Short task:
Rewrite all the items below with "legend-swatch" changed to "legend-marker" everywhere, keeping everything else the same, and leave the pictures out.
────
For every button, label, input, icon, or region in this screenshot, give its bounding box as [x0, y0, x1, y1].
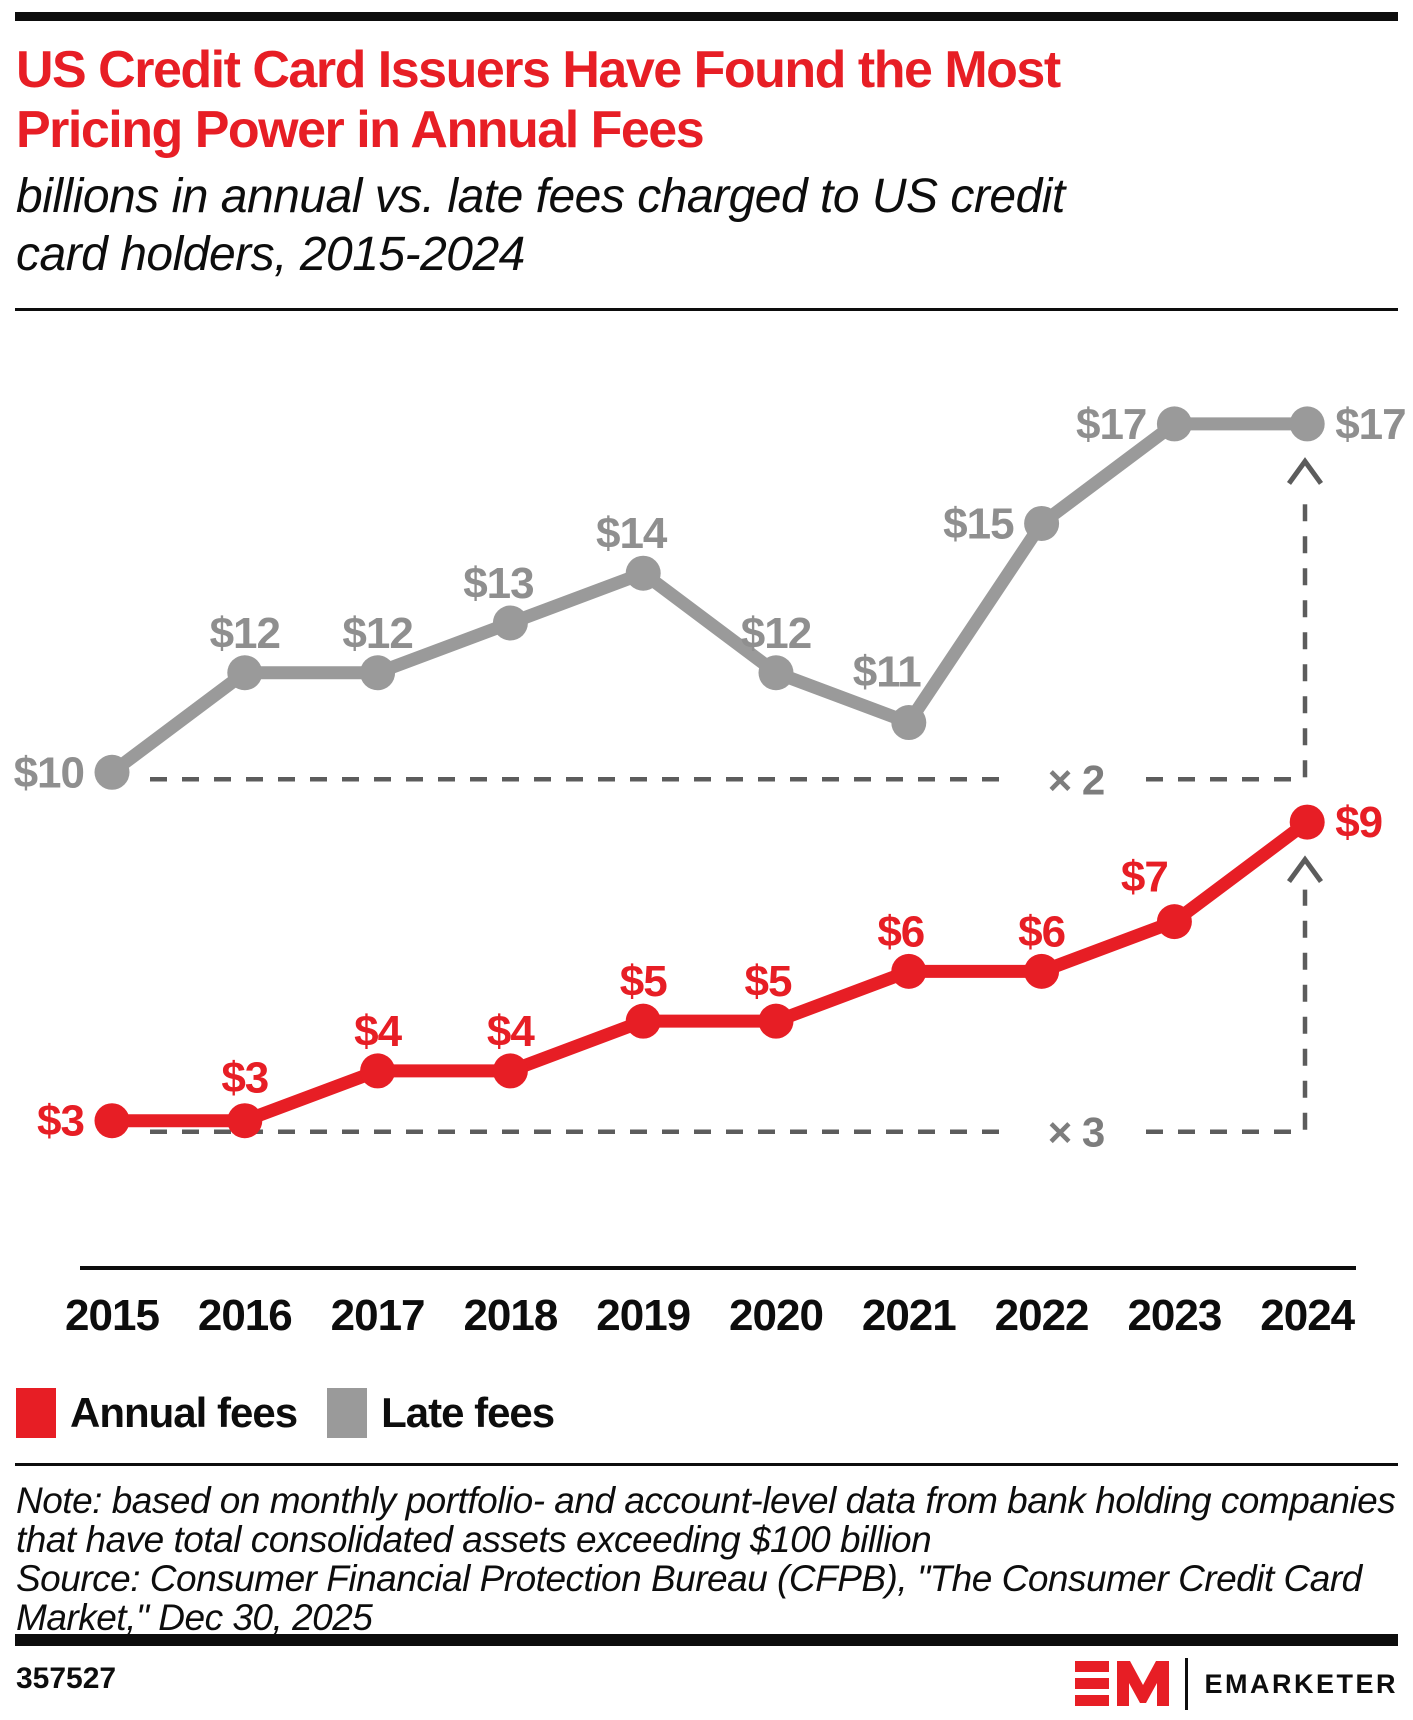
- svg-text:2019: 2019: [596, 1291, 690, 1340]
- brand-name: EMARKETER: [1204, 1668, 1398, 1699]
- legend-swatch-annual-fees: [16, 1388, 56, 1438]
- svg-text:2017: 2017: [331, 1291, 425, 1340]
- svg-text:$12: $12: [342, 609, 412, 658]
- svg-text:$14: $14: [596, 509, 668, 558]
- svg-text:$3: $3: [221, 1054, 268, 1103]
- svg-text:$17: $17: [1335, 400, 1405, 449]
- svg-text:$11: $11: [853, 648, 922, 697]
- chart-id: 357527: [16, 1662, 117, 1695]
- svg-text:2023: 2023: [1127, 1291, 1221, 1340]
- brand-divider: [1185, 1658, 1189, 1710]
- emarketer-logo-icon: [1075, 1661, 1170, 1706]
- svg-text:2016: 2016: [198, 1291, 292, 1340]
- svg-text:2021: 2021: [862, 1291, 956, 1340]
- header-divider: [15, 308, 1398, 311]
- svg-text:$5: $5: [745, 957, 792, 1006]
- svg-text:$15: $15: [943, 499, 1014, 548]
- chart-title: US Credit Card Issuers Have Found the Mo…: [16, 41, 1061, 159]
- legend-swatch-late-fees: [327, 1388, 368, 1438]
- svg-text:$9: $9: [1335, 798, 1382, 847]
- svg-text:2022: 2022: [995, 1291, 1089, 1340]
- bottom-accent-bar: [15, 1634, 1398, 1646]
- line-chart: × 2 × 3 $10 $12 $12 $13 $14 $12 $11 $15 $17 $17 $3 $3…: [14, 400, 1407, 1340]
- svg-text:$6: $6: [1018, 907, 1065, 956]
- legend-item-late-fees: Late fees: [327, 1388, 555, 1438]
- svg-text:$4: $4: [354, 1007, 402, 1056]
- note-text: Note: based on monthly portfolio- and ac…: [16, 1480, 1396, 1560]
- svg-text:$12: $12: [741, 609, 811, 658]
- svg-text:× 2: × 2: [1048, 756, 1105, 803]
- chart-subtitle: billions in annual vs. late fees charged…: [16, 170, 1065, 281]
- legend-label-annual-fees: Annual fees: [70, 1389, 298, 1436]
- svg-text:2018: 2018: [463, 1291, 557, 1340]
- notes-block: Note: based on monthly portfolio- and ac…: [16, 1481, 1401, 1637]
- svg-text:$12: $12: [210, 609, 280, 658]
- svg-text:2015: 2015: [65, 1291, 159, 1340]
- top-accent-bar: [15, 12, 1398, 21]
- legend-label-late-fees: Late fees: [381, 1389, 555, 1436]
- svg-text:$3: $3: [37, 1097, 84, 1146]
- svg-text:$13: $13: [463, 559, 533, 608]
- source-text: Source: Consumer Financial Protection Bu…: [16, 1558, 1362, 1638]
- svg-text:$17: $17: [1076, 400, 1146, 449]
- svg-text:$5: $5: [620, 957, 667, 1006]
- svg-text:$10: $10: [14, 748, 84, 797]
- svg-text:$7: $7: [1121, 853, 1168, 902]
- svg-text:2024: 2024: [1260, 1291, 1355, 1340]
- svg-text:× 3: × 3: [1048, 1109, 1105, 1156]
- brand-lockup: EMARKETER: [1075, 1656, 1398, 1712]
- legend: Annual fees Late fees: [16, 1388, 555, 1438]
- legend-item-annual-fees: Annual fees: [16, 1388, 298, 1438]
- svg-text:2020: 2020: [729, 1291, 823, 1340]
- notes-divider: [15, 1463, 1398, 1466]
- svg-text:$4: $4: [487, 1007, 535, 1056]
- svg-text:$6: $6: [877, 907, 924, 956]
────
Written answer:
For every button, label, input, icon, or region in this screenshot, give its bounding box as [x0, y0, x1, y1].
- svg-text:2019: 2019: [596, 1291, 690, 1340]
- brand-name: EMARKETER: [1204, 1668, 1398, 1699]
- legend-marker-annual-fees: [16, 1388, 56, 1438]
- svg-text:2017: 2017: [331, 1291, 425, 1340]
- svg-text:$12: $12: [342, 609, 412, 658]
- svg-text:$14: $14: [596, 509, 668, 558]
- svg-text:$3: $3: [221, 1054, 268, 1103]
- svg-text:$17: $17: [1335, 400, 1405, 449]
- svg-text:$11: $11: [853, 648, 922, 697]
- chart-id: 357527: [16, 1662, 117, 1695]
- svg-text:2023: 2023: [1127, 1291, 1221, 1340]
- brand-divider: [1185, 1658, 1189, 1710]
- emarketer-logo-icon: [1075, 1661, 1170, 1706]
- svg-text:2016: 2016: [198, 1291, 292, 1340]
- svg-text:2021: 2021: [862, 1291, 956, 1340]
- header-divider: [15, 308, 1398, 311]
- svg-text:$5: $5: [745, 957, 792, 1006]
- svg-text:$15: $15: [943, 499, 1014, 548]
- chart-title: US Credit Card Issuers Have Found the Mo…: [16, 41, 1061, 159]
- legend-marker-late-fees: [327, 1388, 368, 1438]
- svg-text:$9: $9: [1335, 798, 1382, 847]
- svg-text:2022: 2022: [995, 1291, 1089, 1340]
- bottom-accent-bar: [15, 1634, 1398, 1646]
- line-chart: × 2 × 3 $10 $12 $12 $13 $14 $12 $11 $15 $17 $17 $3 $3…: [14, 400, 1407, 1340]
- svg-text:$6: $6: [1018, 907, 1065, 956]
- legend-item-late-fees: Late fees: [327, 1388, 555, 1438]
- svg-text:$4: $4: [354, 1007, 402, 1056]
- note-text: Note: based on monthly portfolio- and ac…: [16, 1480, 1396, 1560]
- svg-text:$12: $12: [741, 609, 811, 658]
- svg-text:× 2: × 2: [1048, 756, 1105, 803]
- chart-subtitle: billions in annual vs. late fees charged…: [16, 170, 1065, 281]
- legend-label-annual-fees: Annual fees: [70, 1389, 298, 1436]
- svg-text:2018: 2018: [463, 1291, 557, 1340]
- notes-block: Note: based on monthly portfolio- and ac…: [16, 1481, 1401, 1637]
- svg-text:$12: $12: [210, 609, 280, 658]
- svg-text:2015: 2015: [65, 1291, 159, 1340]
- top-accent-bar: [15, 12, 1398, 21]
- legend-label-late-fees: Late fees: [381, 1389, 555, 1436]
- svg-text:$3: $3: [37, 1097, 84, 1146]
- svg-text:$13: $13: [463, 559, 533, 608]
- source-text: Source: Consumer Financial Protection Bu…: [16, 1558, 1362, 1638]
- svg-text:$17: $17: [1076, 400, 1146, 449]
- svg-text:$5: $5: [620, 957, 667, 1006]
- svg-text:$10: $10: [14, 748, 84, 797]
- svg-text:$7: $7: [1121, 853, 1168, 902]
- svg-text:2024: 2024: [1260, 1291, 1355, 1340]
- svg-text:× 3: × 3: [1048, 1109, 1105, 1156]
- brand-lockup: EMARKETER: [1075, 1656, 1398, 1712]
- legend: Annual fees Late fees: [16, 1388, 555, 1438]
- legend-item-annual-fees: Annual fees: [16, 1388, 298, 1438]
- svg-text:2020: 2020: [729, 1291, 823, 1340]
- notes-divider: [15, 1463, 1398, 1466]
- svg-text:$4: $4: [487, 1007, 535, 1056]
- svg-text:$6: $6: [877, 907, 924, 956]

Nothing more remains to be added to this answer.